* _Exercise directions_
Output every entry exactly as written, but omit the pictures.

——————

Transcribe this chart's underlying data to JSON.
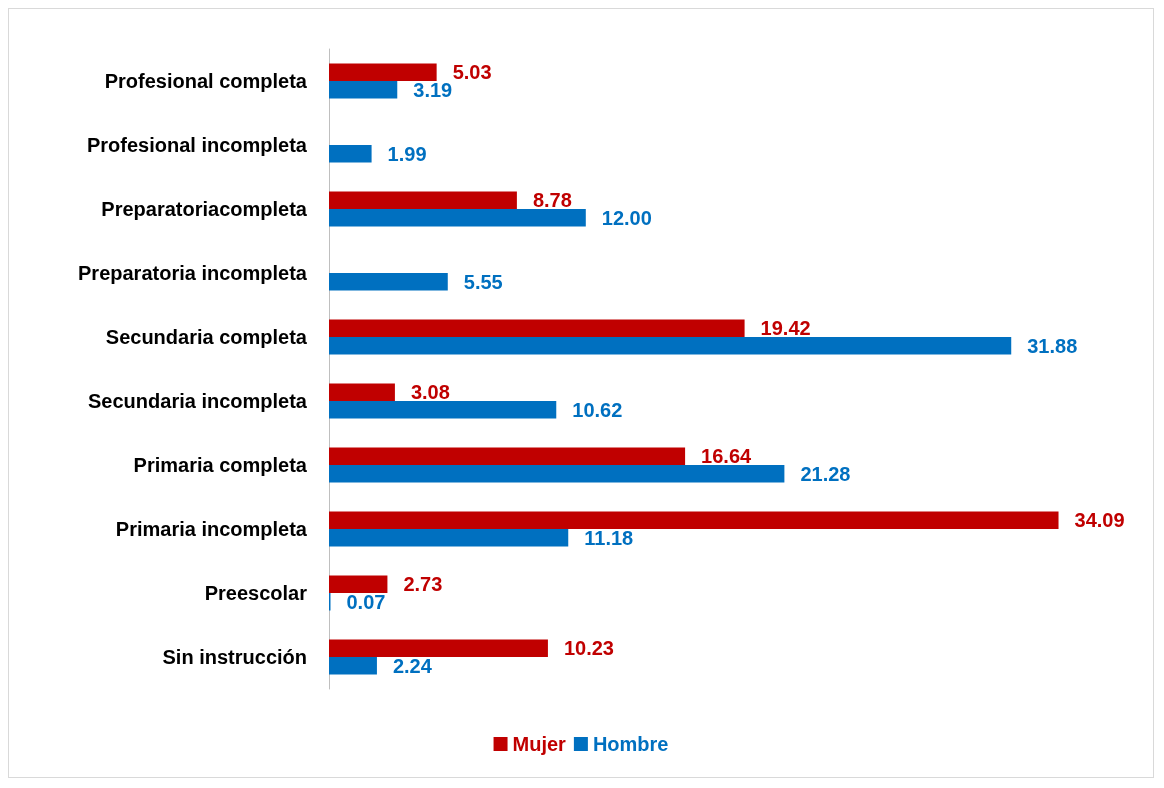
{
  "chart_data": {
    "type": "bar",
    "orientation": "horizontal",
    "categories": [
      "Profesional completa",
      "Profesional incompleta",
      "Preparatoriacompleta",
      "Preparatoria incompleta",
      "Secundaria completa",
      "Secundaria incompleta",
      "Primaria completa",
      "Primaria incompleta",
      "Preescolar",
      "Sin instrucción"
    ],
    "series": [
      {
        "name": "Mujer",
        "color": "#c00000",
        "values": [
          5.03,
          null,
          8.78,
          null,
          19.42,
          3.08,
          16.64,
          34.09,
          2.73,
          10.23
        ],
        "value_labels": [
          "5.03",
          null,
          "8.78",
          null,
          "19.42",
          "3.08",
          "16.64",
          "34.09",
          "2.73",
          "10.23"
        ]
      },
      {
        "name": "Hombre",
        "color": "#0070c0",
        "values": [
          3.19,
          1.99,
          12.0,
          5.55,
          31.88,
          10.62,
          21.28,
          11.18,
          0.07,
          2.24
        ],
        "value_labels": [
          "3.19",
          "1.99",
          "12.00",
          "5.55",
          "31.88",
          "10.62",
          "21.28",
          "11.18",
          "0.07",
          "2.24"
        ]
      }
    ],
    "legend": "bottom",
    "grid": false,
    "tick_labels": "y"
  }
}
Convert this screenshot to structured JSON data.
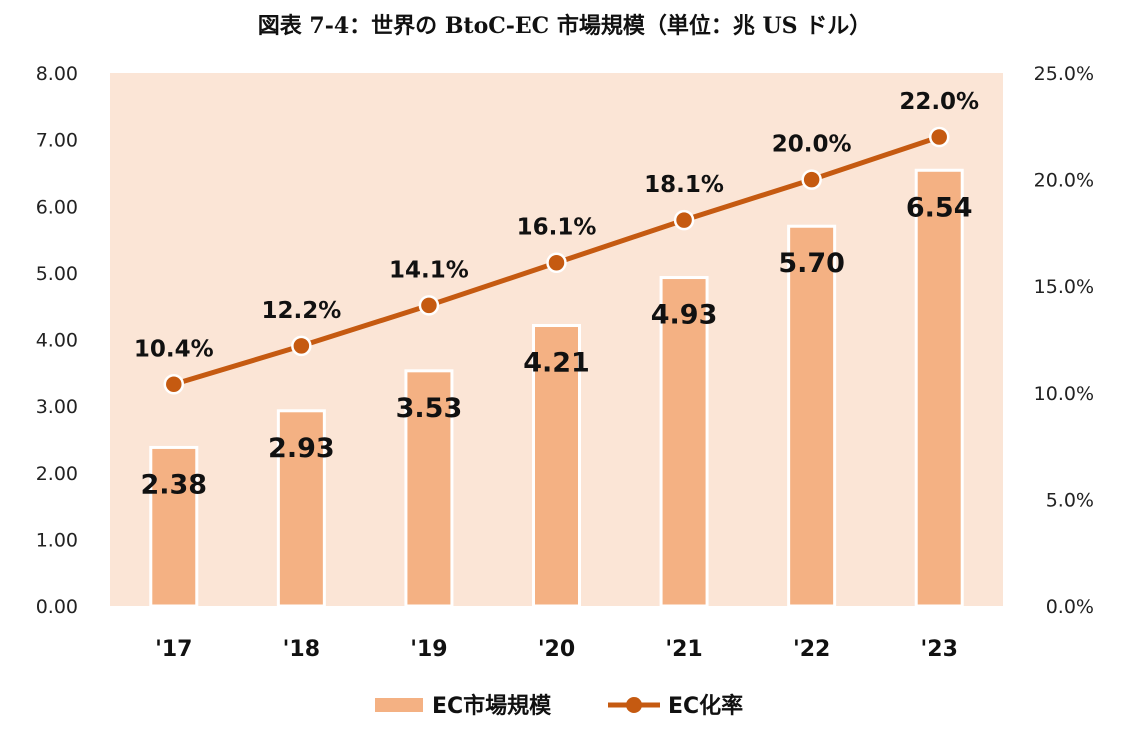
{
  "chart_data": {
    "type": "bar",
    "title": "図表 7-4：世界の BtoC-EC 市場規模（単位：兆 US ドル）",
    "categories": [
      "'17",
      "'18",
      "'19",
      "'20",
      "'21",
      "'22",
      "'23"
    ],
    "series": [
      {
        "name": "EC市場規模",
        "type": "bar",
        "axis": "left",
        "values": [
          2.38,
          2.93,
          3.53,
          4.21,
          4.93,
          5.7,
          6.54
        ],
        "value_labels": [
          "2.38",
          "2.93",
          "3.53",
          "4.21",
          "4.93",
          "5.70",
          "6.54"
        ],
        "color": "#f4b183"
      },
      {
        "name": "EC化率",
        "type": "line",
        "axis": "right",
        "values": [
          10.4,
          12.2,
          14.1,
          16.1,
          18.1,
          20.0,
          22.0
        ],
        "value_labels": [
          "10.4%",
          "12.2%",
          "14.1%",
          "16.1%",
          "18.1%",
          "20.0%",
          "22.0%"
        ],
        "color": "#c55a11"
      }
    ],
    "y_left": {
      "range": [
        0,
        8
      ],
      "ticks": [
        0,
        1,
        2,
        3,
        4,
        5,
        6,
        7,
        8
      ],
      "tick_labels": [
        "0.00",
        "1.00",
        "2.00",
        "3.00",
        "4.00",
        "5.00",
        "6.00",
        "7.00",
        "8.00"
      ]
    },
    "y_right": {
      "range": [
        0,
        25
      ],
      "ticks": [
        0,
        5,
        10,
        15,
        20,
        25
      ],
      "tick_labels": [
        "0.0%",
        "5.0%",
        "10.0%",
        "15.0%",
        "20.0%",
        "25.0%"
      ]
    },
    "grid": false,
    "legend_position": "bottom",
    "colors": {
      "plot_background": "#fbe5d6",
      "bar": "#f4b183",
      "line": "#c55a11"
    }
  }
}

——————

* _The output_
Transcribe this chart's underlying data to JSON.
{
  "chart_data": {
    "type": "bar",
    "orientation": "horizontal",
    "categories": [
      "Profesional completa",
      "Profesional incompleta",
      "Preparatoriacompleta",
      "Preparatoria incompleta",
      "Secundaria completa",
      "Secundaria incompleta",
      "Primaria completa",
      "Primaria incompleta",
      "Preescolar",
      "Sin instrucción"
    ],
    "series": [
      {
        "name": "Mujer",
        "color": "#c00000",
        "values": [
          5.03,
          null,
          8.78,
          null,
          19.42,
          3.08,
          16.64,
          34.09,
          2.73,
          10.23
        ],
        "value_labels": [
          "5.03",
          null,
          "8.78",
          null,
          "19.42",
          "3.08",
          "16.64",
          "34.09",
          "2.73",
          "10.23"
        ]
      },
      {
        "name": "Hombre",
        "color": "#0070c0",
        "values": [
          3.19,
          1.99,
          12.0,
          5.55,
          31.88,
          10.62,
          21.28,
          11.18,
          0.07,
          2.24
        ],
        "value_labels": [
          "3.19",
          "1.99",
          "12.00",
          "5.55",
          "31.88",
          "10.62",
          "21.28",
          "11.18",
          "0.07",
          "2.24"
        ]
      }
    ],
    "legend": "bottom",
    "grid": false,
    "tick_labels": "y"
  }
}
Convert this screenshot to structured JSON data.
{
  "chart_data": {
    "type": "bar",
    "title": "図表 7-4：世界の BtoC-EC 市場規模（単位：兆 US ドル）",
    "categories": [
      "'17",
      "'18",
      "'19",
      "'20",
      "'21",
      "'22",
      "'23"
    ],
    "series": [
      {
        "name": "EC市場規模",
        "type": "bar",
        "axis": "left",
        "values": [
          2.38,
          2.93,
          3.53,
          4.21,
          4.93,
          5.7,
          6.54
        ],
        "value_labels": [
          "2.38",
          "2.93",
          "3.53",
          "4.21",
          "4.93",
          "5.70",
          "6.54"
        ],
        "color": "#f4b183"
      },
      {
        "name": "EC化率",
        "type": "line",
        "axis": "right",
        "values": [
          10.4,
          12.2,
          14.1,
          16.1,
          18.1,
          20.0,
          22.0
        ],
        "value_labels": [
          "10.4%",
          "12.2%",
          "14.1%",
          "16.1%",
          "18.1%",
          "20.0%",
          "22.0%"
        ],
        "color": "#c55a11"
      }
    ],
    "y_left": {
      "range": [
        0,
        8
      ],
      "ticks": [
        0,
        1,
        2,
        3,
        4,
        5,
        6,
        7,
        8
      ],
      "tick_labels": [
        "0.00",
        "1.00",
        "2.00",
        "3.00",
        "4.00",
        "5.00",
        "6.00",
        "7.00",
        "8.00"
      ]
    },
    "y_right": {
      "range": [
        0,
        25
      ],
      "ticks": [
        0,
        5,
        10,
        15,
        20,
        25
      ],
      "tick_labels": [
        "0.0%",
        "5.0%",
        "10.0%",
        "15.0%",
        "20.0%",
        "25.0%"
      ]
    },
    "grid": false,
    "legend_position": "bottom",
    "colors": {
      "plot_background": "#fbe5d6",
      "bar": "#f4b183",
      "line": "#c55a11"
    }
  }
}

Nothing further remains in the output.